Assignment:
Write the data out again exactly and in full.

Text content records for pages

Content starts

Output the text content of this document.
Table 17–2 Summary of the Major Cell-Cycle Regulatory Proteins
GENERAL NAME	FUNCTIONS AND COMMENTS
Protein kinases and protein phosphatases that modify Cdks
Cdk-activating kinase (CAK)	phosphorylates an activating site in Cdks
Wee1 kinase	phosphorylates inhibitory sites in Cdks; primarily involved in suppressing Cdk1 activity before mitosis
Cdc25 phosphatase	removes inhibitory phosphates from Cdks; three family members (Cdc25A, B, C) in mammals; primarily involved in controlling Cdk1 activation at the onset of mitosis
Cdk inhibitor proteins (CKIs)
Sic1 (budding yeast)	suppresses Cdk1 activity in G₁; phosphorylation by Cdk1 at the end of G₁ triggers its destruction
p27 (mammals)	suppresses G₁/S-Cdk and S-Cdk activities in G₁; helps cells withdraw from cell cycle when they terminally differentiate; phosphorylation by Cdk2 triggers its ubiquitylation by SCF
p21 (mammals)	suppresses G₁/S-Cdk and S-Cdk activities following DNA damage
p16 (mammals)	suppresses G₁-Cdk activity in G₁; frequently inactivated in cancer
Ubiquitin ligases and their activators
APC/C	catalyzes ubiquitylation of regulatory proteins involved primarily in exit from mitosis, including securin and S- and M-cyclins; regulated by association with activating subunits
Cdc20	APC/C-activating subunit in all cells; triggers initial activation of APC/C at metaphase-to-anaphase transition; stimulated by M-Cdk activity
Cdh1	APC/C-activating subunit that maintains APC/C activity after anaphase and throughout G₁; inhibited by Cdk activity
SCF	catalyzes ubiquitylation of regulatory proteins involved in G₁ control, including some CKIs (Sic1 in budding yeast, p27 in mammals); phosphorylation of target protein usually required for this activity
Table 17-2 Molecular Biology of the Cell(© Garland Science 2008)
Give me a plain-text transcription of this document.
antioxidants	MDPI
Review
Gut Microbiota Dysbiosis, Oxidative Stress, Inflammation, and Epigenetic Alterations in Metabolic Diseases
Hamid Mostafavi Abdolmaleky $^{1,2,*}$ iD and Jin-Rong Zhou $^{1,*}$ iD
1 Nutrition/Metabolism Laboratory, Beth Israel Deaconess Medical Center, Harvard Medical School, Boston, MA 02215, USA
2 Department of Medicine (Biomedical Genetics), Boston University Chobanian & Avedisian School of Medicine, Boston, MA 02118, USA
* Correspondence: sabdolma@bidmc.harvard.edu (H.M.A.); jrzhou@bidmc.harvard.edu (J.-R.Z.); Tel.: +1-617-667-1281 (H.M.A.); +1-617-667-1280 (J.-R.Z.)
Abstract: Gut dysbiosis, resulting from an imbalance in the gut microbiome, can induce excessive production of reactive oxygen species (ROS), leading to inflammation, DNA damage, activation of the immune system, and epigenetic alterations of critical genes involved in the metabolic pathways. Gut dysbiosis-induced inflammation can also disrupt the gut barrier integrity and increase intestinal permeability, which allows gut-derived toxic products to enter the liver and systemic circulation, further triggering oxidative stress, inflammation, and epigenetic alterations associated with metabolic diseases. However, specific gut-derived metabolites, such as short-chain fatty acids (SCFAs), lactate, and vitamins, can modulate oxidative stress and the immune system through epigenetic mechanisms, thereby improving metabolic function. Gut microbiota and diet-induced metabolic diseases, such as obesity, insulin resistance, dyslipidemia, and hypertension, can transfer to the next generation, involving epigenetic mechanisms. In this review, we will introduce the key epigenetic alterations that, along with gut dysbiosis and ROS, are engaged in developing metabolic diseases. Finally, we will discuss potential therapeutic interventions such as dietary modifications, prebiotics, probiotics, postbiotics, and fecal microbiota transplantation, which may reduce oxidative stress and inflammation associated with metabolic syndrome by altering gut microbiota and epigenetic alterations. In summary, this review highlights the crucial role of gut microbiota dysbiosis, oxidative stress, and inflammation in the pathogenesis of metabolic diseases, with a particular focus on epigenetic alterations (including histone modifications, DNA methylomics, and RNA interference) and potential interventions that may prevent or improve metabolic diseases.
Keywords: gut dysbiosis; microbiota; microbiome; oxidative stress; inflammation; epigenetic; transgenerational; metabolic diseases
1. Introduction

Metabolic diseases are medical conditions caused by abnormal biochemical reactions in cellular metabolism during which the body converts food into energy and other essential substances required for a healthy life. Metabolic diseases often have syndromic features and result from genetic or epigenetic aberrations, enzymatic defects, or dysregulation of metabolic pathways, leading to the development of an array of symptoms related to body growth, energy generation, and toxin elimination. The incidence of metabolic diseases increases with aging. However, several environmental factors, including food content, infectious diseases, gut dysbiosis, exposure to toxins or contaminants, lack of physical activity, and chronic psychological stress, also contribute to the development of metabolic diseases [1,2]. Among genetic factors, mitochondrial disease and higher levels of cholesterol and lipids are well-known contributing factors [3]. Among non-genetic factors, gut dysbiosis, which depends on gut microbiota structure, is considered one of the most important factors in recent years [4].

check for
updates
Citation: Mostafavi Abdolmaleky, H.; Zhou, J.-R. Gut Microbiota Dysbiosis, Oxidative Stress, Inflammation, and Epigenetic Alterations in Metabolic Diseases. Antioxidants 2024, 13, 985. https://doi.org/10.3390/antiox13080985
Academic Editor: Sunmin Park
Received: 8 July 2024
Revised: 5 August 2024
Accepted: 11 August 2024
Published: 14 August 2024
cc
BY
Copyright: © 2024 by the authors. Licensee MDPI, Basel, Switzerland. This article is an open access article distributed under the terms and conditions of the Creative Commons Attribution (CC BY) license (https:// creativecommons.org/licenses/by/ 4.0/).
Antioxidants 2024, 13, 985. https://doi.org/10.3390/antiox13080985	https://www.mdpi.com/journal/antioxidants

Content ends

Final answer:
Output the text content of this document.
Table 17–2 Summary of the Major Cell-Cycle Regulatory Proteins
GENERAL NAME	FUNCTIONS AND COMMENTS
Protein kinases and protein phosphatases that modify Cdks
Cdk-activating kinase (CAK)	phosphorylates an activating site in Cdks
Wee1 kinase	phosphorylates inhibitory sites in Cdks; primarily involved in suppressing Cdk1 activity before mitosis
Cdc25 phosphatase	removes inhibitory phosphates from Cdks; three family members (Cdc25A, B, C) in mammals; primarily involved in controlling Cdk1 activation at the onset of mitosis
Cdk inhibitor proteins (CKIs)
Sic1 (budding yeast)	suppresses Cdk1 activity in G₁; phosphorylation by Cdk1 at the end of G₁ triggers its destruction
p27 (mammals)	suppresses G₁/S-Cdk and S-Cdk activities in G₁; helps cells withdraw from cell cycle when they terminally differentiate; phosphorylation by Cdk2 triggers its ubiquitylation by SCF
p21 (mammals)	suppresses G₁/S-Cdk and S-Cdk activities following DNA damage
p16 (mammals)	suppresses G₁-Cdk activity in G₁; frequently inactivated in cancer
Ubiquitin ligases and their activators
APC/C	catalyzes ubiquitylation of regulatory proteins involved primarily in exit from mitosis, including securin and S- and M-cyclins; regulated by association with activating subunits
Cdc20	APC/C-activating subunit in all cells; triggers initial activation of APC/C at metaphase-to-anaphase transition; stimulated by M-Cdk activity
Cdh1	APC/C-activating subunit that maintains APC/C activity after anaphase and throughout G₁; inhibited by Cdk activity
SCF	catalyzes ubiquitylation of regulatory proteins involved in G₁ control, including some CKIs (Sic1 in budding yeast, p27 in mammals); phosphorylation of target protein usually required for this activity
Table 17-2 Molecular Biology of the Cell(© Garland Science 2008)
Give me a plain-text transcription of this document.
antioxidants	MDPI
Review
Gut Microbiota Dysbiosis, Oxidative Stress, Inflammation, and Epigenetic Alterations in Metabolic Diseases
Hamid Mostafavi Abdolmaleky $^{1,2,*}$ iD and Jin-Rong Zhou $^{1,*}$ iD
1 Nutrition/Metabolism Laboratory, Beth Israel Deaconess Medical Center, Harvard Medical School, Boston, MA 02215, USA
2 Department of Medicine (Biomedical Genetics), Boston University Chobanian & Avedisian School of Medicine, Boston, MA 02118, USA
* Correspondence: sabdolma@bidmc.harvard.edu (H.M.A.); jrzhou@bidmc.harvard.edu (J.-R.Z.); Tel.: +1-617-667-1281 (H.M.A.); +1-617-667-1280 (J.-R.Z.)
Abstract: Gut dysbiosis, resulting from an imbalance in the gut microbiome, can induce excessive production of reactive oxygen species (ROS), leading to inflammation, DNA damage, activation of the immune system, and epigenetic alterations of critical genes involved in the metabolic pathways. Gut dysbiosis-induced inflammation can also disrupt the gut barrier integrity and increase intestinal permeability, which allows gut-derived toxic products to enter the liver and systemic circulation, further triggering oxidative stress, inflammation, and epigenetic alterations associated with metabolic diseases. However, specific gut-derived metabolites, such as short-chain fatty acids (SCFAs), lactate, and vitamins, can modulate oxidative stress and the immune system through epigenetic mechanisms, thereby improving metabolic function. Gut microbiota and diet-induced metabolic diseases, such as obesity, insulin resistance, dyslipidemia, and hypertension, can transfer to the next generation, involving epigenetic mechanisms. In this review, we will introduce the key epigenetic alterations that, along with gut dysbiosis and ROS, are engaged in developing metabolic diseases. Finally, we will discuss potential therapeutic interventions such as dietary modifications, prebiotics, probiotics, postbiotics, and fecal microbiota transplantation, which may reduce oxidative stress and inflammation associated with metabolic syndrome by altering gut microbiota and epigenetic alterations. In summary, this review highlights the crucial role of gut microbiota dysbiosis, oxidative stress, and inflammation in the pathogenesis of metabolic diseases, with a particular focus on epigenetic alterations (including histone modifications, DNA methylomics, and RNA interference) and potential interventions that may prevent or improve metabolic diseases.
Keywords: gut dysbiosis; microbiota; microbiome; oxidative stress; inflammation; epigenetic; transgenerational; metabolic diseases
1. Introduction

Metabolic diseases are medical conditions caused by abnormal biochemical reactions in cellular metabolism during which the body converts food into energy and other essential substances required for a healthy life. Metabolic diseases often have syndromic features and result from genetic or epigenetic aberrations, enzymatic defects, or dysregulation of metabolic pathways, leading to the development of an array of symptoms related to body growth, energy generation, and toxin elimination. The incidence of metabolic diseases increases with aging. However, several environmental factors, including food content, infectious diseases, gut dysbiosis, exposure to toxins or contaminants, lack of physical activity, and chronic psychological stress, also contribute to the development of metabolic diseases [1,2]. Among genetic factors, mitochondrial disease and higher levels of cholesterol and lipids are well-known contributing factors [3]. Among non-genetic factors, gut dysbiosis, which depends on gut microbiota structure, is considered one of the most important factors in recent years [4].

check for
updates
Citation: Mostafavi Abdolmaleky, H.; Zhou, J.-R. Gut Microbiota Dysbiosis, Oxidative Stress, Inflammation, and Epigenetic Alterations in Metabolic Diseases. Antioxidants 2024, 13, 985. https://doi.org/10.3390/antiox13080985
Academic Editor: Sunmin Park
Received: 8 July 2024
Revised: 5 August 2024
Accepted: 11 August 2024
Published: 14 August 2024
cc
BY
Copyright: © 2024 by the authors. Licensee MDPI, Basel, Switzerland. This article is an open access article distributed under the terms and conditions of the Creative Commons Attribution (CC BY) license (https:// creativecommons.org/licenses/by/ 4.0/).
Antioxidants 2024, 13, 985. https://doi.org/10.3390/antiox13080985	https://www.mdpi.com/journal/antioxidants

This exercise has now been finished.